• [TRECHO PARA LEITURA]
Um ensino de Língua Portuguesa que privilegia a gramática normativa em uma
tentativa de eliminar as variações dialetais trabalha não em prol de uma educação democrática
e inclusiva, mas, elitizada, seletiva e impositiva.
Diante dessa realidade, o que se pretende neste primeiro momento é discutir a
questão do preconceito linguístico no ensino de Língua Portuguesa.
Percebe-se que o preconceito linguístico contribui com o maior problema
educacional, que é a “aprendizagem”, na medida em que leva o educando a pensar a respeito
do estudo de Língua Portuguesa como algo que não faz parte de sua realidade. Esse equívoco
é comprovado quando o professor procura de forma preconceituosa eliminar, do falar do
aluno, variantes que não correspondem ao padrão estabelecido na gramática normativa,
alegando que tais variantes não existem na Língua Portuguesa.

• [TAREFA]
Reescreva de forma mais breve o parágrafo do trecho sobre preconceito linguístico que começa com "Percebe-se que o preconceito linguístico", mantendo seus fatos principais. Esta listagem não tem relação com o trecho.

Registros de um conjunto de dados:
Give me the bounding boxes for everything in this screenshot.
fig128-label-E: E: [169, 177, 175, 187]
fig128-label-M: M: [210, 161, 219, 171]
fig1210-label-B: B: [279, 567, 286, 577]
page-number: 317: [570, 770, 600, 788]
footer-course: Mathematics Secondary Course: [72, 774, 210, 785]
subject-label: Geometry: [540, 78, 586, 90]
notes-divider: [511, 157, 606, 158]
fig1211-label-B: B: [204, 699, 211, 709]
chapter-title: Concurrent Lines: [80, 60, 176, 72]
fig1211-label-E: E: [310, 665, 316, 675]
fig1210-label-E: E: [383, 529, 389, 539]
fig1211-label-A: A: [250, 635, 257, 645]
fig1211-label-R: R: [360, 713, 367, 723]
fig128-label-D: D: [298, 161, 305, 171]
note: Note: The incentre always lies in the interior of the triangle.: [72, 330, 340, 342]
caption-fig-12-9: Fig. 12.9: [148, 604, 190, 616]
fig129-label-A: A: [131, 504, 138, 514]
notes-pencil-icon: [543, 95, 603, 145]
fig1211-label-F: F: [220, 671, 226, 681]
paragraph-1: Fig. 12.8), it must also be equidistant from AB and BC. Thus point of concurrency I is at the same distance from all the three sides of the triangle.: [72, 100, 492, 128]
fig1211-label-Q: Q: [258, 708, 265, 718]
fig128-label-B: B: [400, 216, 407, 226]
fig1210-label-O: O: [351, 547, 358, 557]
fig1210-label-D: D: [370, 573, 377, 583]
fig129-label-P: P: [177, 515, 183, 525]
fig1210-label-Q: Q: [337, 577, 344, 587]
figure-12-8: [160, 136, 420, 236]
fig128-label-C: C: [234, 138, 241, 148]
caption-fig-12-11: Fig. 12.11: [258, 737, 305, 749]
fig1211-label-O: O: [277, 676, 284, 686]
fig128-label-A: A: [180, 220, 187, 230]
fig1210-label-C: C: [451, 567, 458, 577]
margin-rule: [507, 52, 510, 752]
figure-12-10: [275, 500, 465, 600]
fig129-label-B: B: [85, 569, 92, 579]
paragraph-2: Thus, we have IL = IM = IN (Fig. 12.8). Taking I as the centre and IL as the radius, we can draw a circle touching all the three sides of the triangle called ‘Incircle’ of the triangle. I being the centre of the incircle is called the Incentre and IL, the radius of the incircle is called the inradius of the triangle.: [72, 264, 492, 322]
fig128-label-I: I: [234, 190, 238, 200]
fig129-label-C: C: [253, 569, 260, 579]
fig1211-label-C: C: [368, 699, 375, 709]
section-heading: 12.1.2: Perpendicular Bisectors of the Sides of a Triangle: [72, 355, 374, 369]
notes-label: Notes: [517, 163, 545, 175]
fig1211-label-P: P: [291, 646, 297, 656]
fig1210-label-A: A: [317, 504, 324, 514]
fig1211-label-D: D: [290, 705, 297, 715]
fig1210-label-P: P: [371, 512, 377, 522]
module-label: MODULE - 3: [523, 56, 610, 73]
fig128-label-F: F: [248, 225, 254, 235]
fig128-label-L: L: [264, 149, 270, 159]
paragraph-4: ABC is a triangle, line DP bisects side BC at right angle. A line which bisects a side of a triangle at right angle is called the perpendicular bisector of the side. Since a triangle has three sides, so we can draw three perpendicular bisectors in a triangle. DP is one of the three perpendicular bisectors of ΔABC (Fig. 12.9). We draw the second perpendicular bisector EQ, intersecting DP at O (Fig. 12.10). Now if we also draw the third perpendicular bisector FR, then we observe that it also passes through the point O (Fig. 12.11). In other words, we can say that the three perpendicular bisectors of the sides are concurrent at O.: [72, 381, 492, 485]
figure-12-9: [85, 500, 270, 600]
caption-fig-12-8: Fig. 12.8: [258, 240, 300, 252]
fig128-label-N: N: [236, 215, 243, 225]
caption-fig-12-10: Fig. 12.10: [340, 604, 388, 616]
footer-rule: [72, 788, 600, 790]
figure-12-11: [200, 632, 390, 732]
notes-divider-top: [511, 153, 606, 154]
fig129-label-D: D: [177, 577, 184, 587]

• [RESPOSTA]
O preconceito linguístico contribui para o maior problema educacional, a aprendizagem, porque leva o aluno a ver o estudo de Língua Portuguesa como algo fora de sua realidade. Isso se comprova quando o professor, de forma preconceituosa, tenta eliminar da fala do aluno variantes que não seguem o padrão da gramática normativa. Ele alega que essas variantes não existem na Língua Portuguesa.